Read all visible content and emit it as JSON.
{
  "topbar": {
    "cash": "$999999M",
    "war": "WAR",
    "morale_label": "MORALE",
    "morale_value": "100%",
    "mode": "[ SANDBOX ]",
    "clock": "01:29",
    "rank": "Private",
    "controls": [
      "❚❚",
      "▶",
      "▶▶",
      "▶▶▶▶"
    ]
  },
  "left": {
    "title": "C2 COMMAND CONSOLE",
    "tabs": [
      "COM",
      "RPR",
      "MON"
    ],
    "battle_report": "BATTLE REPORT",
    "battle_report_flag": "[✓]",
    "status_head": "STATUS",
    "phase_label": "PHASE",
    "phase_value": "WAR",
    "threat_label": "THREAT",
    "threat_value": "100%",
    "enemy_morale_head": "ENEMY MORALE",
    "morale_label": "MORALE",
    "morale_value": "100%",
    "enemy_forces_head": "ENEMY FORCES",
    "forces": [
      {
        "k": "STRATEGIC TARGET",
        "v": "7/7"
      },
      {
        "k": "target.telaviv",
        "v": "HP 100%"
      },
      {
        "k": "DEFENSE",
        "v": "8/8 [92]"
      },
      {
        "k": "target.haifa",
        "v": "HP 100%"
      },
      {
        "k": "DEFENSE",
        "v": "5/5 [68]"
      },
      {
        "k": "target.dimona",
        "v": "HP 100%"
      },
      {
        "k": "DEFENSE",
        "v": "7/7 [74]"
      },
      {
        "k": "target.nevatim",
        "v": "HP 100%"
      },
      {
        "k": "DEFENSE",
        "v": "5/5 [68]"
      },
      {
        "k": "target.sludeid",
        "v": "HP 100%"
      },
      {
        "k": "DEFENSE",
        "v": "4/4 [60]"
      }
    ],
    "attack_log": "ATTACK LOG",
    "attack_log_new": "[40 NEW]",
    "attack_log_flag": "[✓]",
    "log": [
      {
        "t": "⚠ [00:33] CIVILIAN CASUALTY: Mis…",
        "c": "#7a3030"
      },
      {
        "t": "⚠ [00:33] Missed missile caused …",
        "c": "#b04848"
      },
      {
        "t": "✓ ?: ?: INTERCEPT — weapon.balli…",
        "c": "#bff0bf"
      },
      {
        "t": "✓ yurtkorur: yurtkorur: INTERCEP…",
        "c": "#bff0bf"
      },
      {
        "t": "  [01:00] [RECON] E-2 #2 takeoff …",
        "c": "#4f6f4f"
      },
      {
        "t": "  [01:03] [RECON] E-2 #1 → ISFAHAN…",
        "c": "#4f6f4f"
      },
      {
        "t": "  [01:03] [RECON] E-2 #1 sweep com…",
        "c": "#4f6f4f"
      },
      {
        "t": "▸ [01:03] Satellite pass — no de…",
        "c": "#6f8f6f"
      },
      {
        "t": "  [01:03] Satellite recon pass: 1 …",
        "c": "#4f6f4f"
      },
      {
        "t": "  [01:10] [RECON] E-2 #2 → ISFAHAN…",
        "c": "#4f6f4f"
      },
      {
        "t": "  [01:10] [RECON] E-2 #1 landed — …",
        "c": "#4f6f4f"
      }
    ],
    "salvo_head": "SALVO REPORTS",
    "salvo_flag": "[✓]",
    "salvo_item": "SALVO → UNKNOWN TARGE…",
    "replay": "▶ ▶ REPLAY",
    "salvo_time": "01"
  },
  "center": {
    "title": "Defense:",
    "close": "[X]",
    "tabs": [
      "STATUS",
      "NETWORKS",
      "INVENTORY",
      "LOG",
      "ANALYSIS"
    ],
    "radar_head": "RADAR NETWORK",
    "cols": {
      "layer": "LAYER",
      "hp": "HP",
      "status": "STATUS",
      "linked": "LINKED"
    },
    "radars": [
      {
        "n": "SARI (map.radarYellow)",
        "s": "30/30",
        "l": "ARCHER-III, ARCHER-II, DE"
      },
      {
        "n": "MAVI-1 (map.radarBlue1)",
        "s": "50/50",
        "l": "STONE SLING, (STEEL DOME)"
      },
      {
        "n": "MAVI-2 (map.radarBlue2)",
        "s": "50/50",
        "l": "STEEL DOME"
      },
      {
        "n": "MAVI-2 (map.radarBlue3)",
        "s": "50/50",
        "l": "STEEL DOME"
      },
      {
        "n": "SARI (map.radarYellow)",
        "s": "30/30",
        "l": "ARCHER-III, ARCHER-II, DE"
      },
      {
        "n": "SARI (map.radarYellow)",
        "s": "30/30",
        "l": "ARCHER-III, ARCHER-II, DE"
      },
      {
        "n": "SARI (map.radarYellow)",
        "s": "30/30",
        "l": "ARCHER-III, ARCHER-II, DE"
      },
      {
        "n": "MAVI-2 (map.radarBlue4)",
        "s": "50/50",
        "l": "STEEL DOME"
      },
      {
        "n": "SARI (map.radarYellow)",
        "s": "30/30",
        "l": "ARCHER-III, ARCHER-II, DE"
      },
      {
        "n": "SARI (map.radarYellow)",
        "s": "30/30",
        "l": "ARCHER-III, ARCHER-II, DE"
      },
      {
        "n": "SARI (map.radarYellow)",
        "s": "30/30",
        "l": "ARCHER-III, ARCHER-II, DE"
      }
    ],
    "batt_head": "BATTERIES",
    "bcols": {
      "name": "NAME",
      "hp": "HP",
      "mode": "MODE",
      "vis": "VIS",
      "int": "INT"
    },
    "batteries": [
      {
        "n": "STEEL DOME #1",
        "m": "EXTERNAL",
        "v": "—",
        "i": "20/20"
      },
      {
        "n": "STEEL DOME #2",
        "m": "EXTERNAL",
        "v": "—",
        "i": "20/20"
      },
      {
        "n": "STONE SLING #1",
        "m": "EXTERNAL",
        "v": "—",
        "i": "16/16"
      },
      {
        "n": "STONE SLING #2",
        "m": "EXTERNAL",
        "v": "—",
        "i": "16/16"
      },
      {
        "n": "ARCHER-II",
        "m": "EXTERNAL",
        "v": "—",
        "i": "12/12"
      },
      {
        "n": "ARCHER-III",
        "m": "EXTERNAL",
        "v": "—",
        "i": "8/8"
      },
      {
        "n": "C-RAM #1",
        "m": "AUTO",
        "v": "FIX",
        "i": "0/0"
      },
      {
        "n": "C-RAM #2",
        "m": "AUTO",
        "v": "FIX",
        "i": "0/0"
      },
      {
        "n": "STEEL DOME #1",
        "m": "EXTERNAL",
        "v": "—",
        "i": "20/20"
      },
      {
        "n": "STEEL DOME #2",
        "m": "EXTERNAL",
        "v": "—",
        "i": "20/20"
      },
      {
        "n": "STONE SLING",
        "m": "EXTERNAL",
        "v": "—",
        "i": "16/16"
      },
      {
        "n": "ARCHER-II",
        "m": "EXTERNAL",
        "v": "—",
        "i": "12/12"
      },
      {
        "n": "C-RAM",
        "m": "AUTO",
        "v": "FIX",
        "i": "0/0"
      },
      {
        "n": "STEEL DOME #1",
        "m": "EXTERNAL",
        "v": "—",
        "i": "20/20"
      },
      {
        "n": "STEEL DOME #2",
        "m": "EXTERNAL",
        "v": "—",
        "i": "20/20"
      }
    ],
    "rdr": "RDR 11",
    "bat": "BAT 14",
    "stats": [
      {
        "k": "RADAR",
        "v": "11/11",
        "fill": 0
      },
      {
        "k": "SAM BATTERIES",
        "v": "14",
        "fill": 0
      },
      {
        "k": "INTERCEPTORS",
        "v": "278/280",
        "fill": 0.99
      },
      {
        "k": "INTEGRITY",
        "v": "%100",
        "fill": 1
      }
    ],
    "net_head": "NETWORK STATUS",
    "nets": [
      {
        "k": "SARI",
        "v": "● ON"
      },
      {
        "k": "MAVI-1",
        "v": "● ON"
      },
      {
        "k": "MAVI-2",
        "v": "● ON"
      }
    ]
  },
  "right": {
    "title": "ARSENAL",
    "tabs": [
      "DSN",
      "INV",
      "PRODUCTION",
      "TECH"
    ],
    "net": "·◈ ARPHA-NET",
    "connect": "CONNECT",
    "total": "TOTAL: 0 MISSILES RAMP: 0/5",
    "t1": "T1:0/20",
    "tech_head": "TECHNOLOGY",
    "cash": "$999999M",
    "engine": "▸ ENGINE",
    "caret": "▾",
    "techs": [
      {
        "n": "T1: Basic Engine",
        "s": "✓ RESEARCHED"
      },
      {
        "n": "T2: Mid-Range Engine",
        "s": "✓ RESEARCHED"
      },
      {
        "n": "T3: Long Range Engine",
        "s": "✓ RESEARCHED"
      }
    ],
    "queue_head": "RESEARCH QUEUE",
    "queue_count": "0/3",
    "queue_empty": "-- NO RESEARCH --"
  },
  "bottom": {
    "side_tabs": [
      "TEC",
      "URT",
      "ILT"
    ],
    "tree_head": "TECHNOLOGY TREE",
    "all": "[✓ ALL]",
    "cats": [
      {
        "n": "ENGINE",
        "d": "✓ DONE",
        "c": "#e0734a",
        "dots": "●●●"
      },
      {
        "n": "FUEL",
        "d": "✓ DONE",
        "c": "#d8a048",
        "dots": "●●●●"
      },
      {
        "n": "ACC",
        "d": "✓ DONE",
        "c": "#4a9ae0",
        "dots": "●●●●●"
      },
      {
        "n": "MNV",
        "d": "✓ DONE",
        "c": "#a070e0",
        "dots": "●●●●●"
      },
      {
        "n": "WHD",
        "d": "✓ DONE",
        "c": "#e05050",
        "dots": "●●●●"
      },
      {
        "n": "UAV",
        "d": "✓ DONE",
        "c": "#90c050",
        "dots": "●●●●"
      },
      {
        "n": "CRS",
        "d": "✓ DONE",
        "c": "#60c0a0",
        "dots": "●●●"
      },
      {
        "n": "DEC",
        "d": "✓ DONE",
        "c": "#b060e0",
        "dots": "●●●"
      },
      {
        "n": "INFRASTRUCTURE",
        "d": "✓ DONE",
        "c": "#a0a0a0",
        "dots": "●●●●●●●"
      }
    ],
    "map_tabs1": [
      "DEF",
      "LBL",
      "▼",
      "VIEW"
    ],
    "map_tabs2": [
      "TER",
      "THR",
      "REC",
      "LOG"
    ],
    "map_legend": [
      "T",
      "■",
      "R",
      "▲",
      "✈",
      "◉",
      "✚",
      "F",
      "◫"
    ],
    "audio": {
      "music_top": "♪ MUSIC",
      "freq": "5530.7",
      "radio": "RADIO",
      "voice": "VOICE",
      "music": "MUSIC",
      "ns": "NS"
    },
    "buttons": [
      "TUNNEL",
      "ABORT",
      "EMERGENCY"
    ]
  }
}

━━━━━━━━━━━━━━━━━━━━

◆ **Task to carry out**
Pull every line containing "STONE" from the material above.

◆ **Task answer**
        "l": "STONE SLING, (STEEL DOME)"
        "n": "STONE SLING #1",
        "n": "STONE SLING #2",
        "n": "STONE SLING",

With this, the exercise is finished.